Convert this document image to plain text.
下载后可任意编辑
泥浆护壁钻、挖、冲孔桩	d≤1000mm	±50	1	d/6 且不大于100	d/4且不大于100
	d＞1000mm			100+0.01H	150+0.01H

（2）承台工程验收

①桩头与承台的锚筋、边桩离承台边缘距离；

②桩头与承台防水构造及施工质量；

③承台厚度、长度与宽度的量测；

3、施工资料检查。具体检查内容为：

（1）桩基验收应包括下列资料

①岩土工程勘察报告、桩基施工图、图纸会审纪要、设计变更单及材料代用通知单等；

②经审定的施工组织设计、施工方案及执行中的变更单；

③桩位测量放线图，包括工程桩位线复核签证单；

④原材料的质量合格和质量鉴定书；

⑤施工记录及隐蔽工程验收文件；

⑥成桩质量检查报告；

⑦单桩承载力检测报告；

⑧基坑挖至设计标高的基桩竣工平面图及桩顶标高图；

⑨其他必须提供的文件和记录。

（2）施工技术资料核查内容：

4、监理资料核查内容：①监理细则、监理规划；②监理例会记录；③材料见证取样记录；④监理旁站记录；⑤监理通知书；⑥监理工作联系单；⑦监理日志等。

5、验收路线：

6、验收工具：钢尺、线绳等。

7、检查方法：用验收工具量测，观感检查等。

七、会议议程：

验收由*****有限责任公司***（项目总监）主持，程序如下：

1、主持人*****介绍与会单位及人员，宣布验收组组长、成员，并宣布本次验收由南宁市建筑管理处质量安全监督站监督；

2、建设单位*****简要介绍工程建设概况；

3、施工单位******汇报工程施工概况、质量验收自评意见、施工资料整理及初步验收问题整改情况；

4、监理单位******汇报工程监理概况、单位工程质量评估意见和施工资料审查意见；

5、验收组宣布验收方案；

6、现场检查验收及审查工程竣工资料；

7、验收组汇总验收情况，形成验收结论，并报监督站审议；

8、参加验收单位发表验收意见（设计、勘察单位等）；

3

▸ What to produce:
Print all of the entries exactly as they appear.

▸ Written reply:
Convert this document image to plain text.
下载后可任意编辑
泥浆护壁钻、挖、冲孔桩	d≤1000mm	±50	1	d/6 且不大于100	d/4且不大于100
	d＞1000mm			100+0.01H	150+0.01H

（2）承台工程验收

①桩头与承台的锚筋、边桩离承台边缘距离；

②桩头与承台防水构造及施工质量；

③承台厚度、长度与宽度的量测；

3、施工资料检查。具体检查内容为：

（1）桩基验收应包括下列资料

①岩土工程勘察报告、桩基施工图、图纸会审纪要、设计变更单及材料代用通知单等；

②经审定的施工组织设计、施工方案及执行中的变更单；

③桩位测量放线图，包括工程桩位线复核签证单；

④原材料的质量合格和质量鉴定书；

⑤施工记录及隐蔽工程验收文件；

⑥成桩质量检查报告；

⑦单桩承载力检测报告；

⑧基坑挖至设计标高的基桩竣工平面图及桩顶标高图；

⑨其他必须提供的文件和记录。

（2）施工技术资料核查内容：

4、监理资料核查内容：①监理细则、监理规划；②监理例会记录；③材料见证取样记录；④监理旁站记录；⑤监理通知书；⑥监理工作联系单；⑦监理日志等。

5、验收路线：

6、验收工具：钢尺、线绳等。

7、检查方法：用验收工具量测，观感检查等。

七、会议议程：

验收由*****有限责任公司***（项目总监）主持，程序如下：

1、主持人*****介绍与会单位及人员，宣布验收组组长、成员，并宣布本次验收由南宁市建筑管理处质量安全监督站监督；

2、建设单位*****简要介绍工程建设概况；

3、施工单位******汇报工程施工概况、质量验收自评意见、施工资料整理及初步验收问题整改情况；

4、监理单位******汇报工程监理概况、单位工程质量评估意见和施工资料审查意见；

5、验收组宣布验收方案；

6、现场检查验收及审查工程竣工资料；

7、验收组汇总验收情况，形成验收结论，并报监督站审议；

8、参加验收单位发表验收意见（设计、勘察单位等）；

3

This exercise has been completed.